▶ _Exercise requirements_:
Reproduce the entries in full, with no changes.

(Data entries)

(begin)

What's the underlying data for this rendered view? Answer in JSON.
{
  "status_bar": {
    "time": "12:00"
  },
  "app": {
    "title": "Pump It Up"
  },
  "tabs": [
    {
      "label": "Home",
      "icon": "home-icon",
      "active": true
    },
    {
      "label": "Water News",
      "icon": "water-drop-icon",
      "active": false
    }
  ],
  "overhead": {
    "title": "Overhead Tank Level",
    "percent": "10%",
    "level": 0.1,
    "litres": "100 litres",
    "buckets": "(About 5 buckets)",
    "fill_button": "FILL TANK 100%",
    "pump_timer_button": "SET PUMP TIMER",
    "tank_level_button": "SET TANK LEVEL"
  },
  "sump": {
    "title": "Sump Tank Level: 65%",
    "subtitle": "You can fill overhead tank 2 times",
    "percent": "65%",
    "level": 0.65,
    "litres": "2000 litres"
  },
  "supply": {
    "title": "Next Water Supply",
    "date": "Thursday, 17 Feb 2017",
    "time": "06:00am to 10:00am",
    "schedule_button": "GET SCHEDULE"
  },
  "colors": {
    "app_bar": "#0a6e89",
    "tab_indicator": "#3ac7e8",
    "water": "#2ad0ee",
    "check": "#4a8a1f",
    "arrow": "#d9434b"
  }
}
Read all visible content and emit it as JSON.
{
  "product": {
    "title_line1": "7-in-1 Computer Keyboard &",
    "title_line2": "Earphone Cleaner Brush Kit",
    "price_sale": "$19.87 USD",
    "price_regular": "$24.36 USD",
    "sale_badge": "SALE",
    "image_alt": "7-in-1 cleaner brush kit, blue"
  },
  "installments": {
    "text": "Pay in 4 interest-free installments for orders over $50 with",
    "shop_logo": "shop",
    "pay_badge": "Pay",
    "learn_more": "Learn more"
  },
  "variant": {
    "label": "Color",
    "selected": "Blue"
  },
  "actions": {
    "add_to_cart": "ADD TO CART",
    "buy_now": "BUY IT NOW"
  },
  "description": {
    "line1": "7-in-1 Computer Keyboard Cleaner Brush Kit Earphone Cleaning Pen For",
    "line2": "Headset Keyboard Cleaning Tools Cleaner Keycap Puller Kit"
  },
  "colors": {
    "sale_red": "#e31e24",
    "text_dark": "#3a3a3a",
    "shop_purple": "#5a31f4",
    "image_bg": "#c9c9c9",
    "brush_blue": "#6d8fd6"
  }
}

(end)

▶ _Task output_:
What's the underlying data for this rendered view? Answer in JSON.
{
  "status_bar": {
    "time": "12:00"
  },
  "app": {
    "title": "Pump It Up"
  },
  "tabs": [
    {
      "label": "Home",
      "icon": "home-icon",
      "active": true
    },
    {
      "label": "Water News",
      "icon": "water-drop-icon",
      "active": false
    }
  ],
  "overhead": {
    "title": "Overhead Tank Level",
    "percent": "10%",
    "level": 0.1,
    "litres": "100 litres",
    "buckets": "(About 5 buckets)",
    "fill_button": "FILL TANK 100%",
    "pump_timer_button": "SET PUMP TIMER",
    "tank_level_button": "SET TANK LEVEL"
  },
  "sump": {
    "title": "Sump Tank Level: 65%",
    "subtitle": "You can fill overhead tank 2 times",
    "percent": "65%",
    "level": 0.65,
    "litres": "2000 litres"
  },
  "supply": {
    "title": "Next Water Supply",
    "date": "Thursday, 17 Feb 2017",
    "time": "06:00am to 10:00am",
    "schedule_button": "GET SCHEDULE"
  },
  "colors": {
    "app_bar": "#0a6e89",
    "tab_indicator": "#3ac7e8",
    "water": "#2ad0ee",
    "check": "#4a8a1f",
    "arrow": "#d9434b"
  }
}
Read all visible content and emit it as JSON.
{
  "product": {
    "title_line1": "7-in-1 Computer Keyboard &",
    "title_line2": "Earphone Cleaner Brush Kit",
    "price_sale": "$19.87 USD",
    "price_regular": "$24.36 USD",
    "sale_badge": "SALE",
    "image_alt": "7-in-1 cleaner brush kit, blue"
  },
  "installments": {
    "text": "Pay in 4 interest-free installments for orders over $50 with",
    "shop_logo": "shop",
    "pay_badge": "Pay",
    "learn_more": "Learn more"
  },
  "variant": {
    "label": "Color",
    "selected": "Blue"
  },
  "actions": {
    "add_to_cart": "ADD TO CART",
    "buy_now": "BUY IT NOW"
  },
  "description": {
    "line1": "7-in-1 Computer Keyboard Cleaner Brush Kit Earphone Cleaning Pen For",
    "line2": "Headset Keyboard Cleaning Tools Cleaner Keycap Puller Kit"
  },
  "colors": {
    "sale_red": "#e31e24",
    "text_dark": "#3a3a3a",
    "shop_purple": "#5a31f4",
    "image_bg": "#c9c9c9",
    "brush_blue": "#6d8fd6"
  }
}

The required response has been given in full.